Textauszug:
※ ※ ※

Und auch eine Kuriosität findet sich so im Programm: In „Gothic“ erzählt Ken Russell zwar von dem verregneten Urlaub den Lord Byron und das Dichterpaar Shelley 1816 am Genfer See verbrachten und bei dem Mary Shelley dann „Frankenstein“ schrieb. Aber wie von Russell nicht anders zu erwarten, ist dies eine melodramatische Travestie.
Wie üblich werden auf dem CineFest Stummfilme aus den frühen Zeiten des Films neben neuen Produktionen gezeigt. Der älteste Film im Programm ist „Hoffmanns Erzählungen“ von Richard Oswald aus dem Jahr 1916, der live von Marie-Luise Bolte begleitet wird. Der Jüngste ist „Mitte Ende August“ von Sebastian Schipper, der nicht in historischen Zeiten spielt, aber als eine Neuinterpretation von Goethes „Wahlverwandschaften“ dennoch gut in die Reihe passt.
Goethe ist auch sonst im Programm allgegenwärtig. Mit „Die neuen Leiden des jungen W“ nach dem Drehbuch von Ulrich Plenzdorf und „Le Roman de Werther“ von Max Ophüls aus dem Jahr 1938 kann man zwei Adaptionen von Goethes Roman miteinander vergleichen und bei „Lotte von Weimar“ gibt es interessante Brechungen: Hier tritt Goethe in einem Roman von Thomas Mann auf und dies wurde wiederum in einem Film aus der DDR interpretiert.
Es wurden offensichtlich immer wieder gerne Romane und Theaterstücke aus dem frühen 19. Jahrhundert adaptiert. Büchner ist gut vertreten mit „Wozzek“ von 1947 und George Moores „Lenz“, in dem vor allem vom Sturm und Drang des Entstehungsjahrs 1969 erzählt wird. In Bernhard Sinkels Verfilmung von Joseph von Eichendorffs „Taugenichts“ wiederum ist viel vom Zeitgeist der späten 70er-Jahre zu spüren. Aber genau um solche Unschärfen geht es ja auch beim Cinefest.

※ ※ ※

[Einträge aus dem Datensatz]
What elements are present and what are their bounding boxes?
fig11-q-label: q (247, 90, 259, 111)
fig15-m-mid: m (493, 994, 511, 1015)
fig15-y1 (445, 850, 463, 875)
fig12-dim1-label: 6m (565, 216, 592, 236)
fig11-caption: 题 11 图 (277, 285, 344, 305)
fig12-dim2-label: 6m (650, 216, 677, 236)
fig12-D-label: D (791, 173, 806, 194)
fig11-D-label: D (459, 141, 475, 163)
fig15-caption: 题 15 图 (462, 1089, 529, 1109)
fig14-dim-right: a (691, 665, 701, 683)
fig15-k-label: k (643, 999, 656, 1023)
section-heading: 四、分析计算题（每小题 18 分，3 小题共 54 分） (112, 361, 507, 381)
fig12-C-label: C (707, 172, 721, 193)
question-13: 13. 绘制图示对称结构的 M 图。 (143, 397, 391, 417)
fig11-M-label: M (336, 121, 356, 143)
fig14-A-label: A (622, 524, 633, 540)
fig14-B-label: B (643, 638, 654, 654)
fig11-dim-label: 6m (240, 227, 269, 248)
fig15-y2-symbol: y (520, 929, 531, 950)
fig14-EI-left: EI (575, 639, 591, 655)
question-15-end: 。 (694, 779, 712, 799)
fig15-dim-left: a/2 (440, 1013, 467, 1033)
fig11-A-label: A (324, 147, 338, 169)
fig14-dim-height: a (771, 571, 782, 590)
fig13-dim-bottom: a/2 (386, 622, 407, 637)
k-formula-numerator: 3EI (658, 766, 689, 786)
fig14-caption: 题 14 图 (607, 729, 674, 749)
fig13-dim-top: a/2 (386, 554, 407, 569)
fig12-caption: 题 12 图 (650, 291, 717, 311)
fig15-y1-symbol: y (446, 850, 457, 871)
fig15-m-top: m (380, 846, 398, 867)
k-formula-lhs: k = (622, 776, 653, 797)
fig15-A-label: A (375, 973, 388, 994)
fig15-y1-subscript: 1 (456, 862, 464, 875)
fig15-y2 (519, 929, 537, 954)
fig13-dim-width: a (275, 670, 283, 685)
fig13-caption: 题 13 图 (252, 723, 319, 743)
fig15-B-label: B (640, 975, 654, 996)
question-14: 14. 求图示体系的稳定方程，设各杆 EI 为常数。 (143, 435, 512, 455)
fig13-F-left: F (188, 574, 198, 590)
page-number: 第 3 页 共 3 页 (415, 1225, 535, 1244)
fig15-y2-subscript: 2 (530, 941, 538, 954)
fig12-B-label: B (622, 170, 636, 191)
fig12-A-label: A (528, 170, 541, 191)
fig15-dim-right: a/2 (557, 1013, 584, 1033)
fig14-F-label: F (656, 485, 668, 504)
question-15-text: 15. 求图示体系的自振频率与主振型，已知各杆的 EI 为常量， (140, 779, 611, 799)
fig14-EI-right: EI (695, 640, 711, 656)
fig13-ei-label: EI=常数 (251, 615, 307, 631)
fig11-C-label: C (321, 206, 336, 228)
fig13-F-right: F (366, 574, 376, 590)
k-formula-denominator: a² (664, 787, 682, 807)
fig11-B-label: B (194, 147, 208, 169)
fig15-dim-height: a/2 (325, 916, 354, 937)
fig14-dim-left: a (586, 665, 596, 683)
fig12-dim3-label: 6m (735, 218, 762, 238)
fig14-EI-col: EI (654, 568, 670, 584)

※ ※ ※

Deine Aufgaben:
#1 Fasse den Textauszug über das CineFest-Programm in zwei Sätzen zusammen.
#2 Gib aus den Einträgen alle Zeilen vom Anfang bis einschließlich der Zeile mit „fig12-A-label: A (528, 170, 541, 191)“ wortgetreu wieder.
Der Textauszug und die Einträge haben nichts miteinander zu tun.

Vollständige Antworten:
#1 Auf dem CineFest laufen wie üblich Stummfilme aus der Frühzeit des Films neben neuen Produktionen, vom ältesten Film, „Hoffmanns Erzählungen“ von Richard Oswald aus dem Jahr 1916, bis zum jüngsten, „Mitte Ende August“ von Sebastian Schipper. Goethe ist im Programm allgegenwärtig, und überhaupt wurden gern Romane und Theaterstücke aus dem frühen 19. Jahrhundert verfilmt, wobei in manchen dieser Filme viel vom Zeitgeist ihrer Entstehungszeit zu spüren ist.

#2
What elements are present and what are their bounding boxes?
fig11-q-label: q (247, 90, 259, 111)
fig15-m-mid: m (493, 994, 511, 1015)
fig15-y1 (445, 850, 463, 875)
fig12-dim1-label: 6m (565, 216, 592, 236)
fig11-caption: 题 11 图 (277, 285, 344, 305)
fig12-dim2-label: 6m (650, 216, 677, 236)
fig12-D-label: D (791, 173, 806, 194)
fig11-D-label: D (459, 141, 475, 163)
fig15-caption: 题 15 图 (462, 1089, 529, 1109)
fig14-dim-right: a (691, 665, 701, 683)
fig15-k-label: k (643, 999, 656, 1023)
section-heading: 四、分析计算题（每小题 18 分，3 小题共 54 分） (112, 361, 507, 381)
fig12-C-label: C (707, 172, 721, 193)
question-13: 13. 绘制图示对称结构的 M 图。 (143, 397, 391, 417)
fig11-M-label: M (336, 121, 356, 143)
fig14-A-label: A (622, 524, 633, 540)
fig14-B-label: B (643, 638, 654, 654)
fig11-dim-label: 6m (240, 227, 269, 248)
fig15-y2-symbol: y (520, 929, 531, 950)
fig14-EI-left: EI (575, 639, 591, 655)
question-15-end: 。 (694, 779, 712, 799)
fig15-dim-left: a/2 (440, 1013, 467, 1033)
fig11-A-label: A (324, 147, 338, 169)
fig14-dim-height: a (771, 571, 782, 590)
fig13-dim-bottom: a/2 (386, 622, 407, 637)
k-formula-numerator: 3EI (658, 766, 689, 786)
fig14-caption: 题 14 图 (607, 729, 674, 749)
fig13-dim-top: a/2 (386, 554, 407, 569)
fig12-caption: 题 12 图 (650, 291, 717, 311)
fig15-y1-symbol: y (446, 850, 457, 871)
fig15-m-top: m (380, 846, 398, 867)
k-formula-lhs: k = (622, 776, 653, 797)
fig15-A-label: A (375, 973, 388, 994)
fig15-y1-subscript: 1 (456, 862, 464, 875)
fig15-y2 (519, 929, 537, 954)
fig13-dim-width: a (275, 670, 283, 685)
fig13-caption: 题 13 图 (252, 723, 319, 743)
fig15-B-label: B (640, 975, 654, 996)
question-14: 14. 求图示体系的稳定方程，设各杆 EI 为常数。 (143, 435, 512, 455)
fig13-F-left: F (188, 574, 198, 590)
page-number: 第 3 页 共 3 页 (415, 1225, 535, 1244)
fig15-y2-subscript: 2 (530, 941, 538, 954)
fig12-B-label: B (622, 170, 636, 191)
fig12-A-label: A (528, 170, 541, 191)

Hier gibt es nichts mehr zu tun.